REQUIRED ACTION →
What is needed is a word-for-word transcription of every record below.

INFORMATION →
═══

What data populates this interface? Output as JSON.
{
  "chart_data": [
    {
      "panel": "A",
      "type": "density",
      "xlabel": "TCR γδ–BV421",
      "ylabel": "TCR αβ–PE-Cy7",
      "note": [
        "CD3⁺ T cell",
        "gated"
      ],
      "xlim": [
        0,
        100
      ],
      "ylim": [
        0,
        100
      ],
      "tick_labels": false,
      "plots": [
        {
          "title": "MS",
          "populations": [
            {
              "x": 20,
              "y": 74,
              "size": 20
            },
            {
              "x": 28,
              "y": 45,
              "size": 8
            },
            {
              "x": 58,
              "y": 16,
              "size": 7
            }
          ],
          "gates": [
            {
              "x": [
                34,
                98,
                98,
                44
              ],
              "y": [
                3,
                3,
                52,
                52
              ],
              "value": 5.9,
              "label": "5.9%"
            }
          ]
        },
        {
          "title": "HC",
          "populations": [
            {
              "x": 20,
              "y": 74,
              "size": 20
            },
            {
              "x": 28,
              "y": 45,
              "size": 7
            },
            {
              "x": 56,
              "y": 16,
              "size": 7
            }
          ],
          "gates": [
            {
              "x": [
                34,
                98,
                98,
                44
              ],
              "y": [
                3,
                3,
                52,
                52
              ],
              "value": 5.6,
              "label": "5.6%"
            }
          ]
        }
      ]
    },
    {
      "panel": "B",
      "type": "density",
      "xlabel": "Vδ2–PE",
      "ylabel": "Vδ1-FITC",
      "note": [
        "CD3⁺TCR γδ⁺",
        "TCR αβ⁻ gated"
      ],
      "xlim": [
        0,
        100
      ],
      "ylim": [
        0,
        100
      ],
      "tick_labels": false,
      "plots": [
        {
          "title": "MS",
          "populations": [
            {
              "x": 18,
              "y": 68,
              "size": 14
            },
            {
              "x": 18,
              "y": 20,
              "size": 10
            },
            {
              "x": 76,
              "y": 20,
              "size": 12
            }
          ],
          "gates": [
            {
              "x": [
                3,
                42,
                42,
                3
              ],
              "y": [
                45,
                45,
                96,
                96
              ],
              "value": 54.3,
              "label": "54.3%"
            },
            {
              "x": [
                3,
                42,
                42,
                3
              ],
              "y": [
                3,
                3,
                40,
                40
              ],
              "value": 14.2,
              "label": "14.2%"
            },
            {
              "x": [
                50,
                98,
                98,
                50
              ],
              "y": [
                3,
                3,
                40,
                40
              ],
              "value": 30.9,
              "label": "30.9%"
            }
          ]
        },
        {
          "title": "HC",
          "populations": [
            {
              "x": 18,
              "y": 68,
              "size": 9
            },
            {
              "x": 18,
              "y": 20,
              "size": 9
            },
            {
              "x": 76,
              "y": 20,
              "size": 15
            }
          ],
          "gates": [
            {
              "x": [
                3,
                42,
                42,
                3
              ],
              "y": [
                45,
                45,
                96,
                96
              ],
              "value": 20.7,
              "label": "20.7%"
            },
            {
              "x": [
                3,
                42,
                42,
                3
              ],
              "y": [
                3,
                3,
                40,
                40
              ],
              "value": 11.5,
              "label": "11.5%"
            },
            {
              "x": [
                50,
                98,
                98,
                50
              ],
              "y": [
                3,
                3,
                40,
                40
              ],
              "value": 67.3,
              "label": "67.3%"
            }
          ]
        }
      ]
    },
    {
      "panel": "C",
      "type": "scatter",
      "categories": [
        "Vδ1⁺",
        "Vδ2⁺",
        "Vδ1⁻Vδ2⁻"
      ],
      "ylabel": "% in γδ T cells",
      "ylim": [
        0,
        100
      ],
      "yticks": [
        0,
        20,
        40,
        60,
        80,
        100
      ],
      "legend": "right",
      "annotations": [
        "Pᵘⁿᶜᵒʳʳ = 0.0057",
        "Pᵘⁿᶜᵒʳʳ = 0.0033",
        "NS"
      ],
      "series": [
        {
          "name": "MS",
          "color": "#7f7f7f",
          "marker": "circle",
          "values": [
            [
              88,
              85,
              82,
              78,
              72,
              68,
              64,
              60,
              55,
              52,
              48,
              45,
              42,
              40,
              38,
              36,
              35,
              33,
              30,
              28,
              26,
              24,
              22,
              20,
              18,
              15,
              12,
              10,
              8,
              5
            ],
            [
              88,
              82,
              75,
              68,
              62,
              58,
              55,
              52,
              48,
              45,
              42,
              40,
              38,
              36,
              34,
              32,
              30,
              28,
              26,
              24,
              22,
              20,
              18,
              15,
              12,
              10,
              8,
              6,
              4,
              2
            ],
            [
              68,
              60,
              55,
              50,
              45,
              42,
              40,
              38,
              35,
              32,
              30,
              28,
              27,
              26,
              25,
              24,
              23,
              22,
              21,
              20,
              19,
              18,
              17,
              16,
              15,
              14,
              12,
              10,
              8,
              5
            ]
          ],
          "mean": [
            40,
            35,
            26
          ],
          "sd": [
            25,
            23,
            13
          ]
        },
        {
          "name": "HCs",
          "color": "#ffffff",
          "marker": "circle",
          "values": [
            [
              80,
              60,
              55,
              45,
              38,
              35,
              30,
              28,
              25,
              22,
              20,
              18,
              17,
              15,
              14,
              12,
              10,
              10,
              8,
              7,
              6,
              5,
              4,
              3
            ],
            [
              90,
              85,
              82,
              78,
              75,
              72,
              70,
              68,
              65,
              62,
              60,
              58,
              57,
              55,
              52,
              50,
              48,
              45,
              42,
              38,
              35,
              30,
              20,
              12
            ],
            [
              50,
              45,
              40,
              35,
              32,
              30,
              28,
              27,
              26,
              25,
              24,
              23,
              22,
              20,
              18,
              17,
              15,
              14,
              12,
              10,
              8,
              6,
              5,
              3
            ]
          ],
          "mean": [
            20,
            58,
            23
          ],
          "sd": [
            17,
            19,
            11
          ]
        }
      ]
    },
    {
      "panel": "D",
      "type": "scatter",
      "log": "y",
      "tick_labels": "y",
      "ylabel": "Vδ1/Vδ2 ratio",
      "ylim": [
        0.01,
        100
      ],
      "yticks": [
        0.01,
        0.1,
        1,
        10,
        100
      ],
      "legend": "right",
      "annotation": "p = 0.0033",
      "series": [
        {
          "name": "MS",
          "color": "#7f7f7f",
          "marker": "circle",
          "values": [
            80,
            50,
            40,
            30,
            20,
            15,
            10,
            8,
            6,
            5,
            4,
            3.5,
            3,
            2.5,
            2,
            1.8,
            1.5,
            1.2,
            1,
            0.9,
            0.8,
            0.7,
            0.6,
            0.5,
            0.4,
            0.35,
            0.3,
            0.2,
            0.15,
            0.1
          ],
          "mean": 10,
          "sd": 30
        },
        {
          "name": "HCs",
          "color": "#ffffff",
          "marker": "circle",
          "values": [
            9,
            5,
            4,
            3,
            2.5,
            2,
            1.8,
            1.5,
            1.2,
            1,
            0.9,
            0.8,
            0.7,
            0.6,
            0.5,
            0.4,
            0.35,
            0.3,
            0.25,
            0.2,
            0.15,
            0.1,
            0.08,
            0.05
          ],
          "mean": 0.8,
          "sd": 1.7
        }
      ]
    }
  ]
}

═══

YOUR SOLUTION →
What data populates this interface? Output as JSON.
{
  "chart_data": [
    {
      "panel": "A",
      "type": "density",
      "xlabel": "TCR γδ–BV421",
      "ylabel": "TCR αβ–PE-Cy7",
      "note": [
        "CD3⁺ T cell",
        "gated"
      ],
      "xlim": [
        0,
        100
      ],
      "ylim": [
        0,
        100
      ],
      "tick_labels": false,
      "plots": [
        {
          "title": "MS",
          "populations": [
            {
              "x": 20,
              "y": 74,
              "size": 20
            },
            {
              "x": 28,
              "y": 45,
              "size": 8
            },
            {
              "x": 58,
              "y": 16,
              "size": 7
            }
          ],
          "gates": [
            {
              "x": [
                34,
                98,
                98,
                44
              ],
              "y": [
                3,
                3,
                52,
                52
              ],
              "value": 5.9,
              "label": "5.9%"
            }
          ]
        },
        {
          "title": "HC",
          "populations": [
            {
              "x": 20,
              "y": 74,
              "size": 20
            },
            {
              "x": 28,
              "y": 45,
              "size": 7
            },
            {
              "x": 56,
              "y": 16,
              "size": 7
            }
          ],
          "gates": [
            {
              "x": [
                34,
                98,
                98,
                44
              ],
              "y": [
                3,
                3,
                52,
                52
              ],
              "value": 5.6,
              "label": "5.6%"
            }
          ]
        }
      ]
    },
    {
      "panel": "B",
      "type": "density",
      "xlabel": "Vδ2–PE",
      "ylabel": "Vδ1-FITC",
      "note": [
        "CD3⁺TCR γδ⁺",
        "TCR αβ⁻ gated"
      ],
      "xlim": [
        0,
        100
      ],
      "ylim": [
        0,
        100
      ],
      "tick_labels": false,
      "plots": [
        {
          "title": "MS",
          "populations": [
            {
              "x": 18,
              "y": 68,
              "size": 14
            },
            {
              "x": 18,
              "y": 20,
              "size": 10
            },
            {
              "x": 76,
              "y": 20,
              "size": 12
            }
          ],
          "gates": [
            {
              "x": [
                3,
                42,
                42,
                3
              ],
              "y": [
                45,
                45,
                96,
                96
              ],
              "value": 54.3,
              "label": "54.3%"
            },
            {
              "x": [
                3,
                42,
                42,
                3
              ],
              "y": [
                3,
                3,
                40,
                40
              ],
              "value": 14.2,
              "label": "14.2%"
            },
            {
              "x": [
                50,
                98,
                98,
                50
              ],
              "y": [
                3,
                3,
                40,
                40
              ],
              "value": 30.9,
              "label": "30.9%"
            }
          ]
        },
        {
          "title": "HC",
          "populations": [
            {
              "x": 18,
              "y": 68,
              "size": 9
            },
            {
              "x": 18,
              "y": 20,
              "size": 9
            },
            {
              "x": 76,
              "y": 20,
              "size": 15
            }
          ],
          "gates": [
            {
              "x": [
                3,
                42,
                42,
                3
              ],
              "y": [
                45,
                45,
                96,
                96
              ],
              "value": 20.7,
              "label": "20.7%"
            },
            {
              "x": [
                3,
                42,
                42,
                3
              ],
              "y": [
                3,
                3,
                40,
                40
              ],
              "value": 11.5,
              "label": "11.5%"
            },
            {
              "x": [
                50,
                98,
                98,
                50
              ],
              "y": [
                3,
                3,
                40,
                40
              ],
              "value": 67.3,
              "label": "67.3%"
            }
          ]
        }
      ]
    },
    {
      "panel": "C",
      "type": "scatter",
      "categories": [
        "Vδ1⁺",
        "Vδ2⁺",
        "Vδ1⁻Vδ2⁻"
      ],
      "ylabel": "% in γδ T cells",
      "ylim": [
        0,
        100
      ],
      "yticks": [
        0,
        20,
        40,
        60,
        80,
        100
      ],
      "legend": "right",
      "annotations": [
        "Pᵘⁿᶜᵒʳʳ = 0.0057",
        "Pᵘⁿᶜᵒʳʳ = 0.0033",
        "NS"
      ],
      "series": [
        {
          "name": "MS",
          "color": "#7f7f7f",
          "marker": "circle",
          "values": [
            [
              88,
              85,
              82,
              78,
              72,
              68,
              64,
              60,
              55,
              52,
              48,
              45,
              42,
              40,
              38,
              36,
              35,
              33,
              30,
              28,
              26,
              24,
              22,
              20,
              18,
              15,
              12,
              10,
              8,
              5
            ],
            [
              88,
              82,
              75,
              68,
              62,
              58,
              55,
              52,
              48,
              45,
              42,
              40,
              38,
              36,
              34,
              32,
              30,
              28,
              26,
              24,
              22,
              20,
              18,
              15,
              12,
              10,
              8,
              6,
              4,
              2
            ],
            [
              68,
              60,
              55,
              50,
              45,
              42,
              40,
              38,
              35,
              32,
              30,
              28,
              27,
              26,
              25,
              24,
              23,
              22,
              21,
              20,
              19,
              18,
              17,
              16,
              15,
              14,
              12,
              10,
              8,
              5
            ]
          ],
          "mean": [
            40,
            35,
            26
          ],
          "sd": [
            25,
            23,
            13
          ]
        },
        {
          "name": "HCs",
          "color": "#ffffff",
          "marker": "circle",
          "values": [
            [
              80,
              60,
              55,
              45,
              38,
              35,
              30,
              28,
              25,
              22,
              20,
              18,
              17,
              15,
              14,
              12,
              10,
              10,
              8,
              7,
              6,
              5,
              4,
              3
            ],
            [
              90,
              85,
              82,
              78,
              75,
              72,
              70,
              68,
              65,
              62,
              60,
              58,
              57,
              55,
              52,
              50,
              48,
              45,
              42,
              38,
              35,
              30,
              20,
              12
            ],
            [
              50,
              45,
              40,
              35,
              32,
              30,
              28,
              27,
              26,
              25,
              24,
              23,
              22,
              20,
              18,
              17,
              15,
              14,
              12,
              10,
              8,
              6,
              5,
              3
            ]
          ],
          "mean": [
            20,
            58,
            23
          ],
          "sd": [
            17,
            19,
            11
          ]
        }
      ]
    },
    {
      "panel": "D",
      "type": "scatter",
      "log": "y",
      "tick_labels": "y",
      "ylabel": "Vδ1/Vδ2 ratio",
      "ylim": [
        0.01,
        100
      ],
      "yticks": [
        0.01,
        0.1,
        1,
        10,
        100
      ],
      "legend": "right",
      "annotation": "p = 0.0033",
      "series": [
        {
          "name": "MS",
          "color": "#7f7f7f",
          "marker": "circle",
          "values": [
            80,
            50,
            40,
            30,
            20,
            15,
            10,
            8,
            6,
            5,
            4,
            3.5,
            3,
            2.5,
            2,
            1.8,
            1.5,
            1.2,
            1,
            0.9,
            0.8,
            0.7,
            0.6,
            0.5,
            0.4,
            0.35,
            0.3,
            0.2,
            0.15,
            0.1
          ],
          "mean": 10,
          "sd": 30
        },
        {
          "name": "HCs",
          "color": "#ffffff",
          "marker": "circle",
          "values": [
            9,
            5,
            4,
            3,
            2.5,
            2,
            1.8,
            1.5,
            1.2,
            1,
            0.9,
            0.8,
            0.7,
            0.6,
            0.5,
            0.4,
            0.35,
            0.3,
            0.25,
            0.2,
            0.15,
            0.1,
            0.08,
            0.05
          ],
          "mean": 0.8,
          "sd": 1.7
        }
      ]
    }
  ]
}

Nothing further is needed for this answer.